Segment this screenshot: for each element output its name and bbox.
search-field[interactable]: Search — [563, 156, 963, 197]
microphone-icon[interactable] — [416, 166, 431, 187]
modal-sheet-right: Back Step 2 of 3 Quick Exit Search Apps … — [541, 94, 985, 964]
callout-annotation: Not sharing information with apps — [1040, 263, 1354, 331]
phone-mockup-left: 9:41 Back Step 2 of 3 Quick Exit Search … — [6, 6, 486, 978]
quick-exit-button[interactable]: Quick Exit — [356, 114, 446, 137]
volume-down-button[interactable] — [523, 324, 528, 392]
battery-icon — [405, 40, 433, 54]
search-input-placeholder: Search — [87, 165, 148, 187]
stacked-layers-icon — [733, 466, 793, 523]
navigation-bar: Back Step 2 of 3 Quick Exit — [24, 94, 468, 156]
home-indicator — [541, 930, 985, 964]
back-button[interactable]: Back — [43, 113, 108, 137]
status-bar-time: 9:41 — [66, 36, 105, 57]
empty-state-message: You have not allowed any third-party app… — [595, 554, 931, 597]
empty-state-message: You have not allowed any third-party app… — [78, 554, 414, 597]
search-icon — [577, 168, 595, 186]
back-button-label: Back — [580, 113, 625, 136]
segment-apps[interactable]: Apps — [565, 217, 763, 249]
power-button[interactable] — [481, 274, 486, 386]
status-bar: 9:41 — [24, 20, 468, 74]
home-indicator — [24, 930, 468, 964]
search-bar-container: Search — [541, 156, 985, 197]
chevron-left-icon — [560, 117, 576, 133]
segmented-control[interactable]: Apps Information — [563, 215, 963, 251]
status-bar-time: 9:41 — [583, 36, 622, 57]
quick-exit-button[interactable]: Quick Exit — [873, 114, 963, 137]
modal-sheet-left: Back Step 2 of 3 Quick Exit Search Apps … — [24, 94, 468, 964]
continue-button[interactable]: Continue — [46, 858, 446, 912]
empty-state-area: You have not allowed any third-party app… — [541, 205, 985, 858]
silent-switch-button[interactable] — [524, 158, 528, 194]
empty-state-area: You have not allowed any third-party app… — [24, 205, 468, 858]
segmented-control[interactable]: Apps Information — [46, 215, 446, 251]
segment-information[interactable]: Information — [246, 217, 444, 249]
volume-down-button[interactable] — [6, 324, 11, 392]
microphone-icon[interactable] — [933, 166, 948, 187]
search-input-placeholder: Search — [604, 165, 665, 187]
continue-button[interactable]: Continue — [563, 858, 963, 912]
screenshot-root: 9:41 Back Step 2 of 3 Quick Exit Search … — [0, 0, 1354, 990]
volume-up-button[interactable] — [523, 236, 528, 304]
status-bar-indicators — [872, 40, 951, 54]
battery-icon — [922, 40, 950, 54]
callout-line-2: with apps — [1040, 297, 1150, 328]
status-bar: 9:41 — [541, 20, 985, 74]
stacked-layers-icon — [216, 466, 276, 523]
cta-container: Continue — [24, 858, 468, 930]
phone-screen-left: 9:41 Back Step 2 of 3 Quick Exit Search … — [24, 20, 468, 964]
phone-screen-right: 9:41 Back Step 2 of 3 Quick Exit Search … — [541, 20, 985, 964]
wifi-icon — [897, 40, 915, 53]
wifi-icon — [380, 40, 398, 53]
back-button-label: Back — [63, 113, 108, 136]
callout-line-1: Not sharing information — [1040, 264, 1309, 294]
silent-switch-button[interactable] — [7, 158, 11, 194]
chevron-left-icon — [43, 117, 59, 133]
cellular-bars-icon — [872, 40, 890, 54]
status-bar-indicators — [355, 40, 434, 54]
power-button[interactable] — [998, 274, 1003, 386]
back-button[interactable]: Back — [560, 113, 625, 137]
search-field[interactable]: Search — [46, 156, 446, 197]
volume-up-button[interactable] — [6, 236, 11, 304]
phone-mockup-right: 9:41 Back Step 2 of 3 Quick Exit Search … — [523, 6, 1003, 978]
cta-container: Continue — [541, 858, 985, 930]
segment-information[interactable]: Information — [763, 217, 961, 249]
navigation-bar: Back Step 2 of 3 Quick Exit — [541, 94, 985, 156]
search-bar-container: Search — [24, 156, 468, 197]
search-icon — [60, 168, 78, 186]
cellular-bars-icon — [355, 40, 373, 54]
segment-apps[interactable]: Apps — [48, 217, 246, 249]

STATED TASK — Reproduce the records above line for line, with no changes.

RESULT —
Segment this screenshot: for each element output its name and bbox.
search-field[interactable]: Search — [563, 156, 963, 197]
microphone-icon[interactable] — [416, 166, 431, 187]
modal-sheet-right: Back Step 2 of 3 Quick Exit Search Apps … — [541, 94, 985, 964]
callout-annotation: Not sharing information with apps — [1040, 263, 1354, 331]
phone-mockup-left: 9:41 Back Step 2 of 3 Quick Exit Search … — [6, 6, 486, 978]
quick-exit-button[interactable]: Quick Exit — [356, 114, 446, 137]
volume-down-button[interactable] — [523, 324, 528, 392]
battery-icon — [405, 40, 433, 54]
search-input-placeholder: Search — [87, 165, 148, 187]
stacked-layers-icon — [733, 466, 793, 523]
navigation-bar: Back Step 2 of 3 Quick Exit — [24, 94, 468, 156]
home-indicator — [541, 930, 985, 964]
back-button[interactable]: Back — [43, 113, 108, 137]
status-bar-time: 9:41 — [66, 36, 105, 57]
empty-state-message: You have not allowed any third-party app… — [595, 554, 931, 597]
empty-state-message: You have not allowed any third-party app… — [78, 554, 414, 597]
search-icon — [577, 168, 595, 186]
back-button-label: Back — [580, 113, 625, 136]
segment-apps[interactable]: Apps — [565, 217, 763, 249]
power-button[interactable] — [481, 274, 486, 386]
status-bar: 9:41 — [24, 20, 468, 74]
home-indicator — [24, 930, 468, 964]
search-bar-container: Search — [541, 156, 985, 197]
chevron-left-icon — [560, 117, 576, 133]
segmented-control[interactable]: Apps Information — [563, 215, 963, 251]
status-bar-time: 9:41 — [583, 36, 622, 57]
quick-exit-button[interactable]: Quick Exit — [873, 114, 963, 137]
modal-sheet-left: Back Step 2 of 3 Quick Exit Search Apps … — [24, 94, 468, 964]
continue-button[interactable]: Continue — [46, 858, 446, 912]
empty-state-area: You have not allowed any third-party app… — [541, 205, 985, 858]
silent-switch-button[interactable] — [524, 158, 528, 194]
empty-state-area: You have not allowed any third-party app… — [24, 205, 468, 858]
segmented-control[interactable]: Apps Information — [46, 215, 446, 251]
segment-information[interactable]: Information — [246, 217, 444, 249]
volume-down-button[interactable] — [6, 324, 11, 392]
microphone-icon[interactable] — [933, 166, 948, 187]
search-input-placeholder: Search — [604, 165, 665, 187]
continue-button[interactable]: Continue — [563, 858, 963, 912]
screenshot-root: 9:41 Back Step 2 of 3 Quick Exit Search … — [0, 0, 1354, 990]
volume-up-button[interactable] — [523, 236, 528, 304]
status-bar-indicators — [872, 40, 951, 54]
battery-icon — [922, 40, 950, 54]
callout-line-2: with apps — [1040, 297, 1150, 328]
status-bar: 9:41 — [541, 20, 985, 74]
stacked-layers-icon — [216, 466, 276, 523]
cta-container: Continue — [24, 858, 468, 930]
phone-screen-left: 9:41 Back Step 2 of 3 Quick Exit Search … — [24, 20, 468, 964]
phone-screen-right: 9:41 Back Step 2 of 3 Quick Exit Search … — [541, 20, 985, 964]
wifi-icon — [897, 40, 915, 53]
wifi-icon — [380, 40, 398, 53]
back-button-label: Back — [63, 113, 108, 136]
callout-line-1: Not sharing information — [1040, 264, 1309, 294]
silent-switch-button[interactable] — [7, 158, 11, 194]
chevron-left-icon — [43, 117, 59, 133]
cellular-bars-icon — [872, 40, 890, 54]
status-bar-indicators — [355, 40, 434, 54]
power-button[interactable] — [998, 274, 1003, 386]
back-button[interactable]: Back — [560, 113, 625, 137]
search-field[interactable]: Search — [46, 156, 446, 197]
volume-up-button[interactable] — [6, 236, 11, 304]
phone-mockup-right: 9:41 Back Step 2 of 3 Quick Exit Search … — [523, 6, 1003, 978]
cta-container: Continue — [541, 858, 985, 930]
segment-information[interactable]: Information — [763, 217, 961, 249]
navigation-bar: Back Step 2 of 3 Quick Exit — [541, 94, 985, 156]
search-bar-container: Search — [24, 156, 468, 197]
search-icon — [60, 168, 78, 186]
cellular-bars-icon — [355, 40, 373, 54]
segment-apps[interactable]: Apps — [48, 217, 246, 249]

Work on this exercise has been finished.